Please output every line of the material as it stands, without the pictures.

----

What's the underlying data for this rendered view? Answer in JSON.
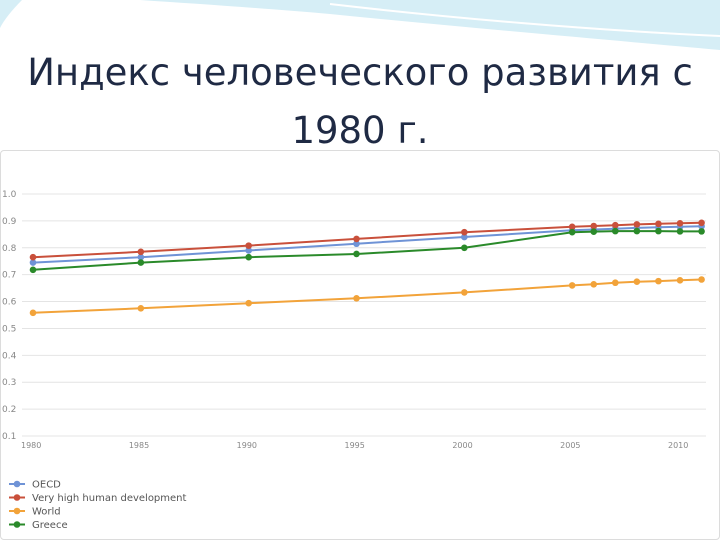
{
  "slide": {
    "title": "Индекс человеческого развития с\n1980 г."
  },
  "colors": {
    "OECD": "#6f93d6",
    "Very high human development": "#c9503b",
    "World": "#f2a33a",
    "Greece": "#2a8a2a",
    "grid": "#e4e4e4",
    "tick_text": "#888888"
  },
  "chart_data": {
    "type": "line",
    "title": "",
    "xlabel": "",
    "ylabel": "",
    "ylim": [
      0.1,
      1.0
    ],
    "xlim": [
      1980,
      2010
    ],
    "y_ticks": [
      "1.0",
      "0.9",
      "0.8",
      "0.7",
      "0.6",
      "0.5",
      "0.4",
      "0.3",
      "0.2",
      "0.1"
    ],
    "y_tick_values": [
      1.0,
      0.9,
      0.8,
      0.7,
      0.6,
      0.5,
      0.4,
      0.3,
      0.2,
      0.1
    ],
    "x_ticks": [
      "1980",
      "1985",
      "1990",
      "1995",
      "2000",
      "2005",
      "2010"
    ],
    "x_tick_values": [
      1980,
      1985,
      1990,
      1995,
      2000,
      2005,
      2010
    ],
    "x": [
      1980,
      1985,
      1990,
      1995,
      2000,
      2005,
      2006,
      2007,
      2008,
      2009,
      2010,
      2011
    ],
    "grid": true,
    "legend_position": "bottom-left",
    "series": [
      {
        "name": "OECD",
        "values": [
          0.745,
          0.765,
          0.79,
          0.815,
          0.84,
          0.865,
          0.868,
          0.871,
          0.874,
          0.876,
          0.878,
          0.88
        ]
      },
      {
        "name": "Very high human development",
        "values": [
          0.765,
          0.785,
          0.808,
          0.833,
          0.858,
          0.878,
          0.881,
          0.884,
          0.887,
          0.889,
          0.891,
          0.893
        ]
      },
      {
        "name": "World",
        "values": [
          0.558,
          0.575,
          0.594,
          0.612,
          0.634,
          0.66,
          0.664,
          0.67,
          0.674,
          0.676,
          0.679,
          0.682
        ]
      },
      {
        "name": "Greece",
        "values": [
          0.718,
          0.745,
          0.765,
          0.777,
          0.8,
          0.858,
          0.86,
          0.862,
          0.862,
          0.862,
          0.861,
          0.861
        ]
      }
    ]
  }
}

----

▶ _SOLUTION FOR THIS EXERCISE_:
What's the underlying data for this rendered view? Answer in JSON.
{
  "slide": {
    "title": "Индекс человеческого развития с\n1980 г."
  },
  "colors": {
    "OECD": "#6f93d6",
    "Very high human development": "#c9503b",
    "World": "#f2a33a",
    "Greece": "#2a8a2a",
    "grid": "#e4e4e4",
    "tick_text": "#888888"
  },
  "chart_data": {
    "type": "line",
    "title": "",
    "xlabel": "",
    "ylabel": "",
    "ylim": [
      0.1,
      1.0
    ],
    "xlim": [
      1980,
      2010
    ],
    "y_ticks": [
      "1.0",
      "0.9",
      "0.8",
      "0.7",
      "0.6",
      "0.5",
      "0.4",
      "0.3",
      "0.2",
      "0.1"
    ],
    "y_tick_values": [
      1.0,
      0.9,
      0.8,
      0.7,
      0.6,
      0.5,
      0.4,
      0.3,
      0.2,
      0.1
    ],
    "x_ticks": [
      "1980",
      "1985",
      "1990",
      "1995",
      "2000",
      "2005",
      "2010"
    ],
    "x_tick_values": [
      1980,
      1985,
      1990,
      1995,
      2000,
      2005,
      2010
    ],
    "x": [
      1980,
      1985,
      1990,
      1995,
      2000,
      2005,
      2006,
      2007,
      2008,
      2009,
      2010,
      2011
    ],
    "grid": true,
    "legend_position": "bottom-left",
    "series": [
      {
        "name": "OECD",
        "values": [
          0.745,
          0.765,
          0.79,
          0.815,
          0.84,
          0.865,
          0.868,
          0.871,
          0.874,
          0.876,
          0.878,
          0.88
        ]
      },
      {
        "name": "Very high human development",
        "values": [
          0.765,
          0.785,
          0.808,
          0.833,
          0.858,
          0.878,
          0.881,
          0.884,
          0.887,
          0.889,
          0.891,
          0.893
        ]
      },
      {
        "name": "World",
        "values": [
          0.558,
          0.575,
          0.594,
          0.612,
          0.634,
          0.66,
          0.664,
          0.67,
          0.674,
          0.676,
          0.679,
          0.682
        ]
      },
      {
        "name": "Greece",
        "values": [
          0.718,
          0.745,
          0.765,
          0.777,
          0.8,
          0.858,
          0.86,
          0.862,
          0.862,
          0.862,
          0.861,
          0.861
        ]
      }
    ]
  }
}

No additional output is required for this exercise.